** WHAT IS EXPECTED **
Your job is to restate each entry word for word.

** PROVIDED DATA **
+++++
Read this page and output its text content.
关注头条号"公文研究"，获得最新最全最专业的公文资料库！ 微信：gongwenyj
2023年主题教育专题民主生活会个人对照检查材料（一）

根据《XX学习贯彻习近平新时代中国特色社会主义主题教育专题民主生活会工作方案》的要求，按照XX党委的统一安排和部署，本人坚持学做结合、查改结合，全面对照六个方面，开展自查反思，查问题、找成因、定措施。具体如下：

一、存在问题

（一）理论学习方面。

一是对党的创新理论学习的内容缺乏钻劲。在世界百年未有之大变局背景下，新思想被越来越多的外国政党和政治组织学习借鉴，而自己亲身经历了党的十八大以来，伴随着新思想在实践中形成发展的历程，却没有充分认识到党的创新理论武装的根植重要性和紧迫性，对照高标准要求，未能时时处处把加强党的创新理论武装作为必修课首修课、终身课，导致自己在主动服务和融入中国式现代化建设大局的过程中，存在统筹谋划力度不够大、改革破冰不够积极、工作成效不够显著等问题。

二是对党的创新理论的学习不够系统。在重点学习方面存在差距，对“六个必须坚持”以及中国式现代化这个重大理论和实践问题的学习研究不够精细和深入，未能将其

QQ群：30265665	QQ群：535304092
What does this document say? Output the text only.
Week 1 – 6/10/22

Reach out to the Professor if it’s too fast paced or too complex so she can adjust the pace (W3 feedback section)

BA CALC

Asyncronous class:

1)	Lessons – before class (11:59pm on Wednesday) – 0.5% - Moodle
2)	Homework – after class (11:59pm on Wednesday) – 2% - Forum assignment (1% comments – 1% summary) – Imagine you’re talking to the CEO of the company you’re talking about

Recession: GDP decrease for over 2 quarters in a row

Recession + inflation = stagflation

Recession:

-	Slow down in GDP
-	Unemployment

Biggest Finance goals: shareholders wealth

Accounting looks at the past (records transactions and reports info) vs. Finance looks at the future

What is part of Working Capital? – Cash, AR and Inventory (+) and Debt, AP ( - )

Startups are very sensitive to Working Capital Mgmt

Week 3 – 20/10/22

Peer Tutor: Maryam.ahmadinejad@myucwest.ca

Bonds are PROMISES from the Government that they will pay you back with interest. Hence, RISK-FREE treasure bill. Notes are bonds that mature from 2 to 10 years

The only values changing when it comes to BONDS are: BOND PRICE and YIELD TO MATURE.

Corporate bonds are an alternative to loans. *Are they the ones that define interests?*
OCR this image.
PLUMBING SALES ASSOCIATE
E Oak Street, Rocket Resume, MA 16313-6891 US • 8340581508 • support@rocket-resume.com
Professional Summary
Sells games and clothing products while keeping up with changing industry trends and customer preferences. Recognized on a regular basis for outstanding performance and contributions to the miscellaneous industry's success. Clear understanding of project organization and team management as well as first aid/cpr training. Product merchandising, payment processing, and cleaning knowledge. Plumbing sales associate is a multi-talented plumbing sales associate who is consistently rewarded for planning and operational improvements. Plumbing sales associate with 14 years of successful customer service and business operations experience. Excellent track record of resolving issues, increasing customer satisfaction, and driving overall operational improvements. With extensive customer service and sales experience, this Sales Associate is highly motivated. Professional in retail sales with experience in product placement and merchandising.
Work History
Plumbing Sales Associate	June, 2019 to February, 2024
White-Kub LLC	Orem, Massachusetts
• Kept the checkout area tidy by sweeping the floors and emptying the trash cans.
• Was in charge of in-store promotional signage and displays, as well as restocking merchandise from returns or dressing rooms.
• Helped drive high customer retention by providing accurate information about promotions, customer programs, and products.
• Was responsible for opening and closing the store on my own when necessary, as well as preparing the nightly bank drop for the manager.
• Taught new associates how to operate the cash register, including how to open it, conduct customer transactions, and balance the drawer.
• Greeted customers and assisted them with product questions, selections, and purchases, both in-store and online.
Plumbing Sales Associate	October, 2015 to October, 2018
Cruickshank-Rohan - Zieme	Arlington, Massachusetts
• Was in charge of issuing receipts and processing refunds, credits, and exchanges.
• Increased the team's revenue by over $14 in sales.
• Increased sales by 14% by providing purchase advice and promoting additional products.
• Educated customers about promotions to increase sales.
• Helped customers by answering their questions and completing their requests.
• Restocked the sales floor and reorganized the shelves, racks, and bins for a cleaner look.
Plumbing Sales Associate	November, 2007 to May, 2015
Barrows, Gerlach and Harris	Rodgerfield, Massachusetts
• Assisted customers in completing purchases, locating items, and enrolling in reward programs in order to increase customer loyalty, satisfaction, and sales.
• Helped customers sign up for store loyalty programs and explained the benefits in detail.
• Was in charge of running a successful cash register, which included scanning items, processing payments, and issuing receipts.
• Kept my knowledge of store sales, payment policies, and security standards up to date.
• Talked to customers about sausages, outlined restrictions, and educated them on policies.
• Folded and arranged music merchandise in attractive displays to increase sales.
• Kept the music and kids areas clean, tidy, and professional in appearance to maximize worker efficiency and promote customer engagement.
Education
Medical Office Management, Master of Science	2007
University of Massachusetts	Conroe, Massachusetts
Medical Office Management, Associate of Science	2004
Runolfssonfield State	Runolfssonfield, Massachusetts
+++++
** ANSWER **
Read this page and output its text content.
关注头条号"公文研究"，获得最新最全最专业的公文资料库！ 微信：gongwenyj
2023年主题教育专题民主生活会个人对照检查材料（一）

根据《XX学习贯彻习近平新时代中国特色社会主义主题教育专题民主生活会工作方案》的要求，按照XX党委的统一安排和部署，本人坚持学做结合、查改结合，全面对照六个方面，开展自查反思，查问题、找成因、定措施。具体如下：

一、存在问题

（一）理论学习方面。

一是对党的创新理论学习的内容缺乏钻劲。在世界百年未有之大变局背景下，新思想被越来越多的外国政党和政治组织学习借鉴，而自己亲身经历了党的十八大以来，伴随着新思想在实践中形成发展的历程，却没有充分认识到党的创新理论武装的根植重要性和紧迫性，对照高标准要求，未能时时处处把加强党的创新理论武装作为必修课首修课、终身课，导致自己在主动服务和融入中国式现代化建设大局的过程中，存在统筹谋划力度不够大、改革破冰不够积极、工作成效不够显著等问题。

二是对党的创新理论的学习不够系统。在重点学习方面存在差距，对“六个必须坚持”以及中国式现代化这个重大理论和实践问题的学习研究不够精细和深入，未能将其

QQ群：30265665	QQ群：535304092
What does this document say? Output the text only.
Week 1 – 6/10/22

Reach out to the Professor if it’s too fast paced or too complex so she can adjust the pace (W3 feedback section)

BA CALC

Asyncronous class:

1)	Lessons – before class (11:59pm on Wednesday) – 0.5% - Moodle
2)	Homework – after class (11:59pm on Wednesday) – 2% - Forum assignment (1% comments – 1% summary) – Imagine you’re talking to the CEO of the company you’re talking about

Recession: GDP decrease for over 2 quarters in a row

Recession + inflation = stagflation

Recession:

-	Slow down in GDP
-	Unemployment

Biggest Finance goals: shareholders wealth

Accounting looks at the past (records transactions and reports info) vs. Finance looks at the future

What is part of Working Capital? – Cash, AR and Inventory (+) and Debt, AP ( - )

Startups are very sensitive to Working Capital Mgmt

Week 3 – 20/10/22

Peer Tutor: Maryam.ahmadinejad@myucwest.ca

Bonds are PROMISES from the Government that they will pay you back with interest. Hence, RISK-FREE treasure bill. Notes are bonds that mature from 2 to 10 years

The only values changing when it comes to BONDS are: BOND PRICE and YIELD TO MATURE.

Corporate bonds are an alternative to loans. *Are they the ones that define interests?*
OCR this image.
PLUMBING SALES ASSOCIATE
E Oak Street, Rocket Resume, MA 16313-6891 US • 8340581508 • support@rocket-resume.com
Professional Summary
Sells games and clothing products while keeping up with changing industry trends and customer preferences. Recognized on a regular basis for outstanding performance and contributions to the miscellaneous industry's success. Clear understanding of project organization and team management as well as first aid/cpr training. Product merchandising, payment processing, and cleaning knowledge. Plumbing sales associate is a multi-talented plumbing sales associate who is consistently rewarded for planning and operational improvements. Plumbing sales associate with 14 years of successful customer service and business operations experience. Excellent track record of resolving issues, increasing customer satisfaction, and driving overall operational improvements. With extensive customer service and sales experience, this Sales Associate is highly motivated. Professional in retail sales with experience in product placement and merchandising.
Work History
Plumbing Sales Associate	June, 2019 to February, 2024
White-Kub LLC	Orem, Massachusetts
• Kept the checkout area tidy by sweeping the floors and emptying the trash cans.
• Was in charge of in-store promotional signage and displays, as well as restocking merchandise from returns or dressing rooms.
• Helped drive high customer retention by providing accurate information about promotions, customer programs, and products.
• Was responsible for opening and closing the store on my own when necessary, as well as preparing the nightly bank drop for the manager.
• Taught new associates how to operate the cash register, including how to open it, conduct customer transactions, and balance the drawer.
• Greeted customers and assisted them with product questions, selections, and purchases, both in-store and online.
Plumbing Sales Associate	October, 2015 to October, 2018
Cruickshank-Rohan - Zieme	Arlington, Massachusetts
• Was in charge of issuing receipts and processing refunds, credits, and exchanges.
• Increased the team's revenue by over $14 in sales.
• Increased sales by 14% by providing purchase advice and promoting additional products.
• Educated customers about promotions to increase sales.
• Helped customers by answering their questions and completing their requests.
• Restocked the sales floor and reorganized the shelves, racks, and bins for a cleaner look.
Plumbing Sales Associate	November, 2007 to May, 2015
Barrows, Gerlach and Harris	Rodgerfield, Massachusetts
• Assisted customers in completing purchases, locating items, and enrolling in reward programs in order to increase customer loyalty, satisfaction, and sales.
• Helped customers sign up for store loyalty programs and explained the benefits in detail.
• Was in charge of running a successful cash register, which included scanning items, processing payments, and issuing receipts.
• Kept my knowledge of store sales, payment policies, and security standards up to date.
• Talked to customers about sausages, outlined restrictions, and educated them on policies.
• Folded and arranged music merchandise in attractive displays to increase sales.
• Kept the music and kids areas clean, tidy, and professional in appearance to maximize worker efficiency and promote customer engagement.
Education
Medical Office Management, Master of Science	2007
University of Massachusetts	Conroe, Massachusetts
Medical Office Management, Associate of Science	2004
Runolfssonfield State	Runolfssonfield, Massachusetts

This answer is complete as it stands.